▶ [REQUEST] Go through the material below and copy all lines with "time".

▶ [DATA ENTRIES]
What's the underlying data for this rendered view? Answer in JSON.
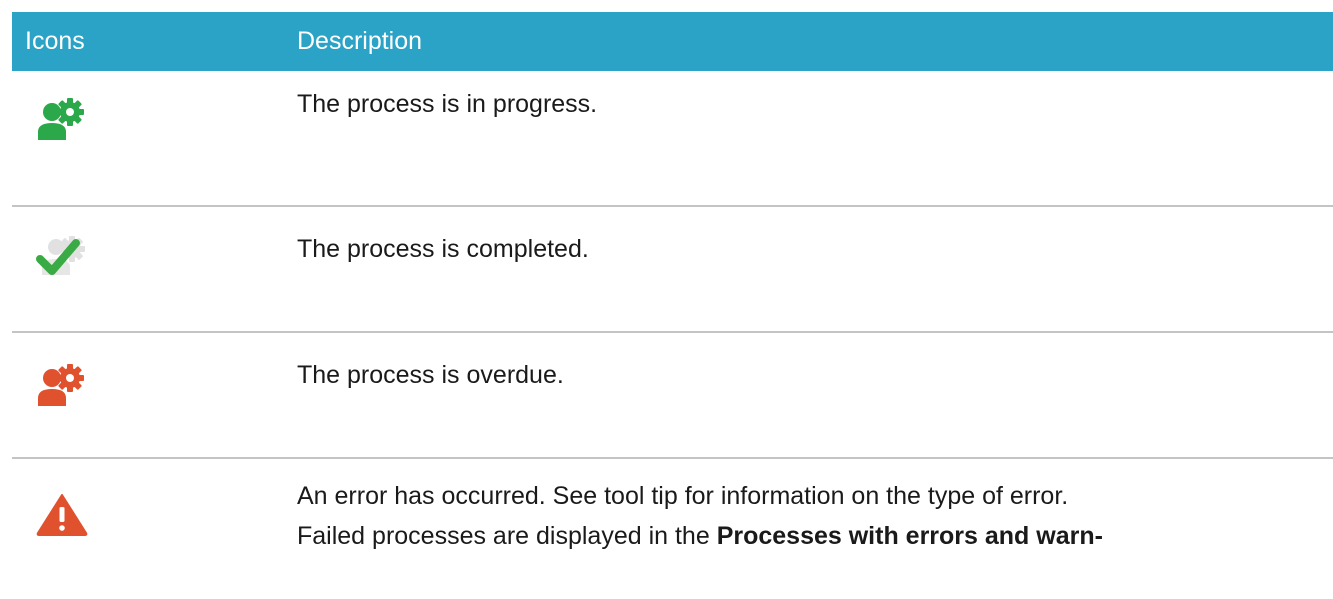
{
  "table": {
    "headers": {
      "icons": "Icons",
      "description": "Description"
    },
    "rows": [
      {
        "icon": "process-in-progress-icon",
        "color": "#2aa84a",
        "text": "The process is in progress."
      },
      {
        "icon": "process-completed-icon",
        "color": "#3aaa44",
        "text": "The process is completed."
      },
      {
        "icon": "process-overdue-icon",
        "color": "#e0512e",
        "text": "The process is overdue."
      },
      {
        "icon": "error-warning-icon",
        "color": "#e0512e",
        "line1": "An error has occurred. See tool tip for information on the type of error.",
        "line2_prefix": "Failed processes are displayed in the ",
        "line2_bold": "Processes with errors and warn-"
      }
    ]
  },
  "colors": {
    "header_bg": "#2ba3c6",
    "divider": "#c4c4c4"
  }
}
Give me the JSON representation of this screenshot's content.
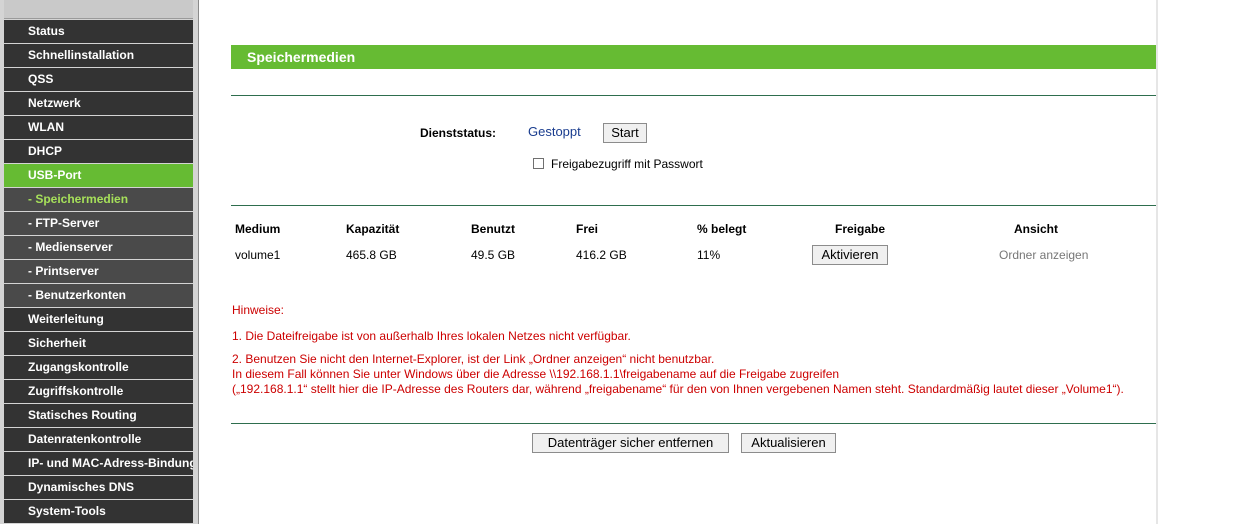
{
  "sidebar": {
    "items": [
      {
        "label": "Status"
      },
      {
        "label": "Schnellinstallation"
      },
      {
        "label": "QSS"
      },
      {
        "label": "Netzwerk"
      },
      {
        "label": "WLAN"
      },
      {
        "label": "DHCP"
      },
      {
        "label": "USB-Port"
      },
      {
        "label": "- Speichermedien"
      },
      {
        "label": "- FTP-Server"
      },
      {
        "label": "- Medienserver"
      },
      {
        "label": "- Printserver"
      },
      {
        "label": "- Benutzerkonten"
      },
      {
        "label": "Weiterleitung"
      },
      {
        "label": "Sicherheit"
      },
      {
        "label": "Zugangskontrolle"
      },
      {
        "label": "Zugriffskontrolle"
      },
      {
        "label": "Statisches Routing"
      },
      {
        "label": "Datenratenkontrolle"
      },
      {
        "label": "IP- und MAC-Adress-Bindung"
      },
      {
        "label": "Dynamisches DNS"
      },
      {
        "label": "System-Tools"
      }
    ],
    "active_item": "USB-Port",
    "current_subitem": "- Speichermedien"
  },
  "page": {
    "title": "Speichermedien"
  },
  "service": {
    "status_label": "Dienststatus:",
    "status_value": "Gestoppt",
    "start_button": "Start",
    "password_checkbox_label": "Freigabezugriff mit Passwort",
    "password_checkbox_checked": false
  },
  "table": {
    "headers": [
      "Medium",
      "Kapazität",
      "Benutzt",
      "Frei",
      "% belegt",
      "Freigabe",
      "Ansicht"
    ],
    "rows": [
      {
        "medium": "volume1",
        "capacity": "465.8 GB",
        "used": "49.5 GB",
        "free": "416.2 GB",
        "percent_used": "11%",
        "share_button": "Aktivieren",
        "view_link": "Ordner anzeigen"
      }
    ]
  },
  "notes": {
    "heading": "Hinweise:",
    "line1": "1. Die Dateifreigabe ist von außerhalb Ihres lokalen Netzes nicht verfügbar.",
    "line2a": "2. Benutzen Sie nicht den Internet-Explorer, ist der Link „Ordner anzeigen“ nicht benutzbar.",
    "line2b": "In diesem Fall können Sie unter Windows über die Adresse \\\\192.168.1.1\\freigabename auf die Freigabe zugreifen",
    "line2c": "(„192.168.1.1“ stellt hier die IP-Adresse des Routers dar, während „freigabename“ für den von Ihnen vergebenen Namen steht. Standardmäßig lautet dieser „Volume1“)."
  },
  "footer": {
    "eject_button": "Datenträger sicher entfernen",
    "refresh_button": "Aktualisieren"
  },
  "colors": {
    "accent_green": "#66bb33",
    "menu_dark": "#333333",
    "status_blue": "#1a3d8f",
    "note_red": "#cc0000"
  }
}
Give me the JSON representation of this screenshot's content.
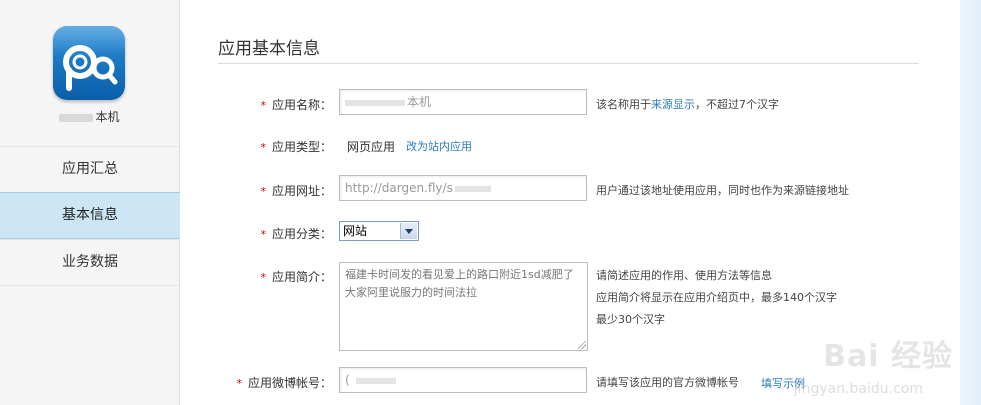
{
  "sidebar": {
    "app_name": "本机",
    "nav": [
      {
        "label": "应用汇总"
      },
      {
        "label": "基本信息"
      },
      {
        "label": "业务数据"
      }
    ]
  },
  "main": {
    "title": "应用基本信息",
    "fields": {
      "name": {
        "label": "应用名称：",
        "value": "本机",
        "hint_prefix": "该名称用于",
        "hint_link": "来源显示",
        "hint_suffix": "，不超过7个汉字"
      },
      "type": {
        "label": "应用类型：",
        "value": "网页应用",
        "action": "改为站内应用"
      },
      "url": {
        "label": "应用网址：",
        "value": "http://dargen.fly/s",
        "hint": "用户通过该地址使用应用，同时也作为来源链接地址"
      },
      "category": {
        "label": "应用分类：",
        "value": "网站"
      },
      "description": {
        "label": "应用简介：",
        "value": "福建卡时间发的看见爱上的路口附近1sd减肥了大家阿里说服力的时间法拉",
        "hints": [
          "请简述应用的作用、使用方法等信息",
          "应用简介将显示在应用介绍页中，最多140个汉字",
          "最少30个汉字"
        ]
      },
      "weibo": {
        "label": "应用微博帐号：",
        "value": "(",
        "hint": "请填写该应用的官方微博帐号",
        "link": "填写示例"
      }
    }
  },
  "watermark": {
    "brand": "Bai 经验",
    "url": "jingyan.baidu.com"
  },
  "colors": {
    "accent_link": "#2b7bb9",
    "nav_active_bg": "#cde6f6",
    "required_star": "#cc0000",
    "logo_blue": "#1f7fcf"
  }
}
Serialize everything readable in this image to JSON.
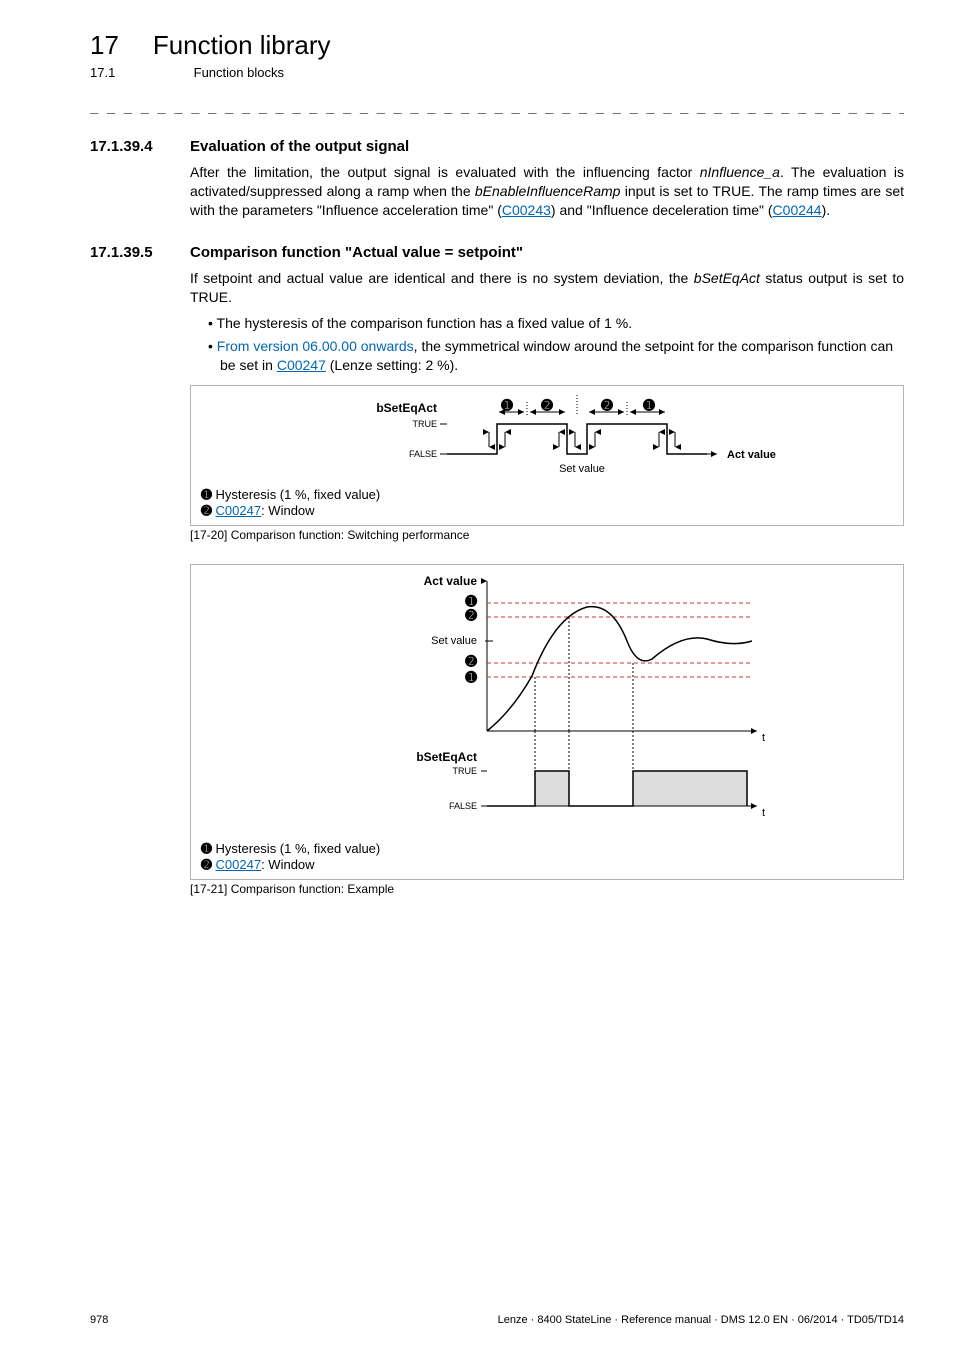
{
  "header": {
    "chapter_num": "17",
    "chapter_title": "Function library",
    "section_num": "17.1",
    "section_title": "Function blocks"
  },
  "sec_a": {
    "num": "17.1.39.4",
    "title": "Evaluation of the output signal",
    "p1_pre": "After the limitation, the output signal is evaluated with the influencing factor ",
    "p1_var": "nInfluence_a",
    "p1_mid": ". The evaluation is activated/suppressed along a ramp when the ",
    "p1_var2": "bEnableInfluenceRamp",
    "p1_mid2": " input is set to TRUE. The ramp times are set with the parameters \"Influence acceleration time\" (",
    "p1_link1": "C00243",
    "p1_mid3": ") and \"Influence deceleration time\" (",
    "p1_link2": "C00244",
    "p1_post": ")."
  },
  "sec_b": {
    "num": "17.1.39.5",
    "title": "Comparison function \"Actual value = setpoint\"",
    "p1_pre": "If setpoint and actual value are identical and there is no system deviation, the ",
    "p1_var": "bSetEqAct",
    "p1_post": " status output is set to TRUE.",
    "b1": "The hysteresis of the comparison function has a fixed value of 1 %.",
    "b2_blue": "From version 06.00.00 onwards",
    "b2_mid": ", the symmetrical window around the setpoint for the comparison function can be set in ",
    "b2_link": "C00247",
    "b2_post": " (Lenze setting: 2 %)."
  },
  "fig1": {
    "caption_tag": "[17-20]",
    "caption_text": " Comparison function: Switching performance",
    "signal_label": "bSetEqAct",
    "true_lbl": "TRUE",
    "false_lbl": "FALSE",
    "xaxis_mid": "Set value",
    "xaxis_right": "Act value",
    "legend1": " Hysteresis (1 %, fixed value)",
    "legend2_link": "C00247",
    "legend2_post": ": Window"
  },
  "fig2": {
    "caption_tag": "[17-21]",
    "caption_text": " Comparison function: Example",
    "ylabel": "Act value",
    "setvalue_lbl": "Set value",
    "signal_label": "bSetEqAct",
    "true_lbl": "TRUE",
    "false_lbl": "FALSE",
    "t_lbl": "t",
    "legend1": " Hysteresis (1 %, fixed value)",
    "legend2_link": "C00247",
    "legend2_post": ": Window"
  },
  "footer": {
    "page": "978",
    "right": "Lenze · 8400 StateLine · Reference manual · DMS 12.0 EN · 06/2014 · TD05/TD14"
  },
  "chart_data": [
    {
      "type": "step",
      "title": "Comparison function: Switching performance",
      "x_axis": "Act value",
      "set_value_position": 0.55,
      "x_range": [
        0,
        1
      ],
      "series": [
        {
          "name": "bSetEqAct",
          "values": [
            "FALSE",
            "TRUE",
            "FALSE",
            "TRUE",
            "FALSE"
          ],
          "transition_x": [
            0,
            0.3,
            0.48,
            0.58,
            0.8,
            1.0
          ]
        }
      ],
      "annotations": {
        "hysteresis_width_fraction": 0.05,
        "window_width_fraction": 0.12
      }
    },
    {
      "type": "line+step",
      "title": "Comparison function: Example",
      "x_axis": "t",
      "x_range": [
        0,
        1
      ],
      "set_value_level": 0.55,
      "hysteresis_band": [
        0.5,
        0.6
      ],
      "window_band": [
        0.44,
        0.66
      ],
      "series": [
        {
          "name": "Act value",
          "x": [
            0.0,
            0.1,
            0.2,
            0.3,
            0.4,
            0.5,
            0.6,
            0.7,
            0.8,
            0.9,
            1.0
          ],
          "y": [
            0.0,
            0.15,
            0.45,
            0.7,
            0.75,
            0.6,
            0.48,
            0.55,
            0.62,
            0.58,
            0.55
          ]
        },
        {
          "name": "bSetEqAct",
          "values": [
            "FALSE",
            "TRUE",
            "FALSE",
            "TRUE"
          ],
          "transition_x": [
            0.0,
            0.22,
            0.44,
            0.64,
            1.0
          ]
        }
      ]
    }
  ]
}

▶ [RESPONSE TO THE EXERCISE]
    "p1_mid2": " input is set to TRUE. The ramp times are set with the parameters \"Influence acceleration time\" (",
    "p1_mid3": ") and \"Influence deceleration time\" (",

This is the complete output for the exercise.